» **What to do**
Of all the lines in the records below, how many hold the word "http"? Give the number alone.

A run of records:
****************

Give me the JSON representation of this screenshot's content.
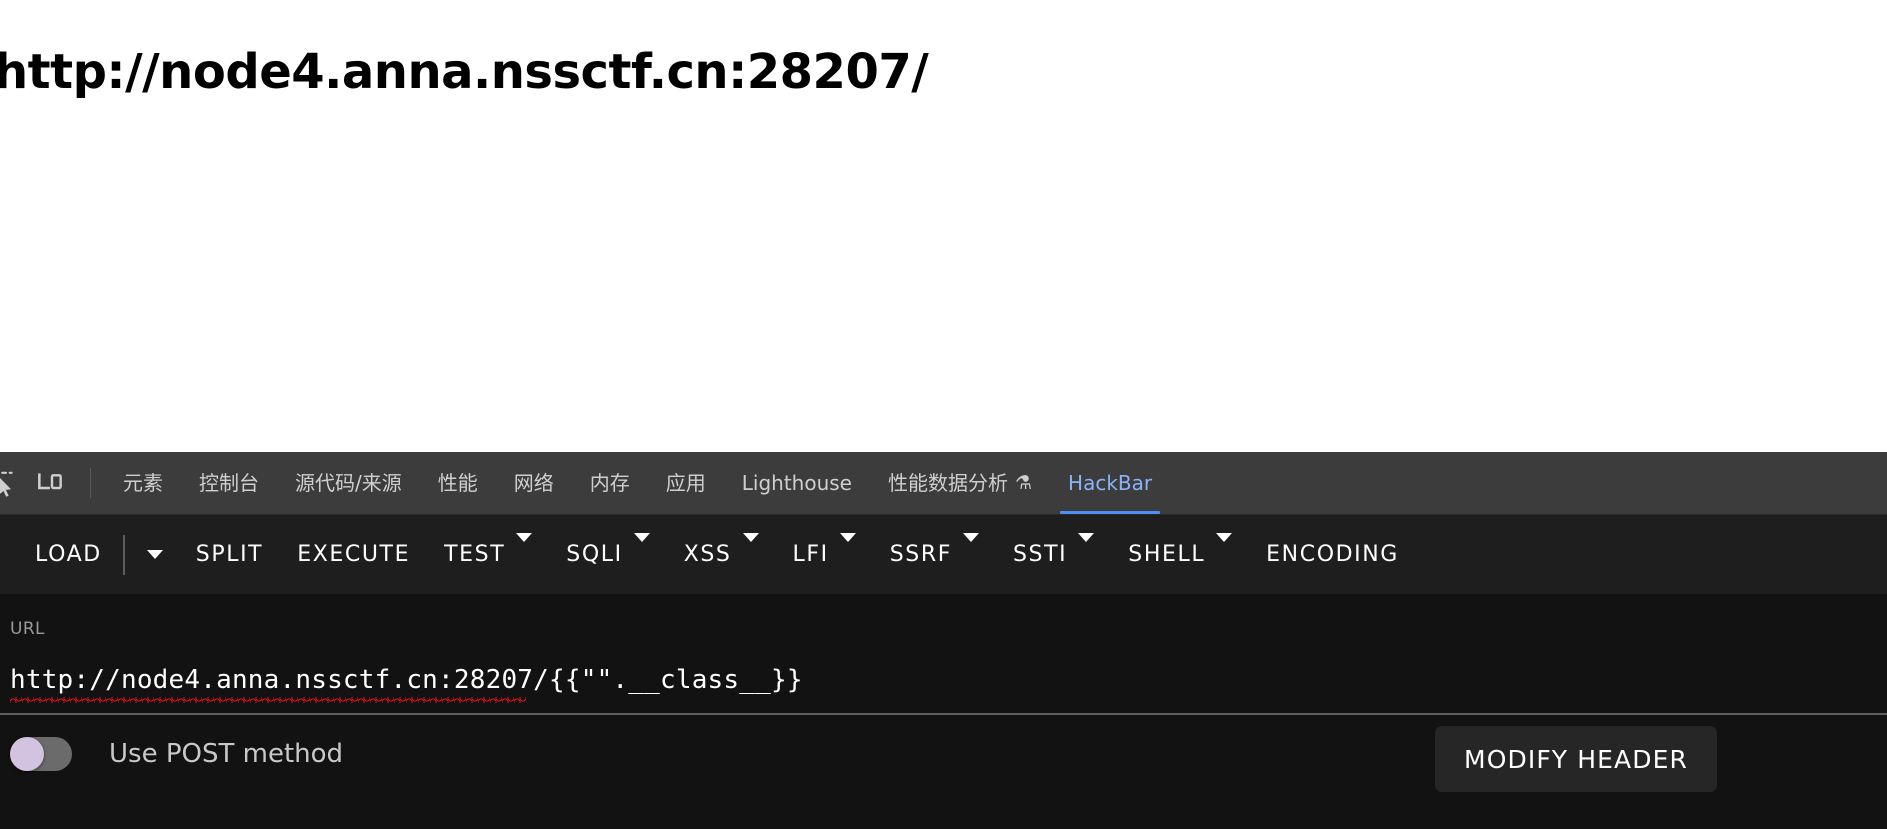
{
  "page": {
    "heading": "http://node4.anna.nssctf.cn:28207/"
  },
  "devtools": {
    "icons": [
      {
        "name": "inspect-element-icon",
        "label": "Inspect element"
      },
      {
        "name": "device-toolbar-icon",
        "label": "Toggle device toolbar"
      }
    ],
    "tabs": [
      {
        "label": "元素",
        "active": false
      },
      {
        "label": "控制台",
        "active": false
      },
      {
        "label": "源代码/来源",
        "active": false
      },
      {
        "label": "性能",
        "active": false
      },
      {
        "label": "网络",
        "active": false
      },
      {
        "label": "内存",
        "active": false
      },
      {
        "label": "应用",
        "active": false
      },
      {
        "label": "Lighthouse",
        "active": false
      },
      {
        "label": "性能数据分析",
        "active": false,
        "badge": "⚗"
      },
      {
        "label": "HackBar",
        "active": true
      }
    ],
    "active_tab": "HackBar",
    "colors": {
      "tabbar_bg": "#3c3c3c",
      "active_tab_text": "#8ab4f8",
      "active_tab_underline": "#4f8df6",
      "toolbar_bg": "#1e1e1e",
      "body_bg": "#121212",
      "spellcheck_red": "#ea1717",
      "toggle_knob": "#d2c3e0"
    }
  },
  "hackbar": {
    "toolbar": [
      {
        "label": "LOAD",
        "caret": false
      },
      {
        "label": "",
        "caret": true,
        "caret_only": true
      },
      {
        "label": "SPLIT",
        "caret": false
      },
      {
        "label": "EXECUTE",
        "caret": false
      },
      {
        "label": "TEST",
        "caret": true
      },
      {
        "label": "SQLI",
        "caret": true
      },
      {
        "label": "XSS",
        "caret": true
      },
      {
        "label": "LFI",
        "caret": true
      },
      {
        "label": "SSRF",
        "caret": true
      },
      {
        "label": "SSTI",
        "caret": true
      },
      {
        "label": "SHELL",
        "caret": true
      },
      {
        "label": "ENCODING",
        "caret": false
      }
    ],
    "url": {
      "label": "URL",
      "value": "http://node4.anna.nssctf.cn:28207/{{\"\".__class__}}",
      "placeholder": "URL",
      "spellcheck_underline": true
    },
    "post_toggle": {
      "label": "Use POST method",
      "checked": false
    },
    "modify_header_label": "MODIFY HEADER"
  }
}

****************

» **Result for this exercise**
2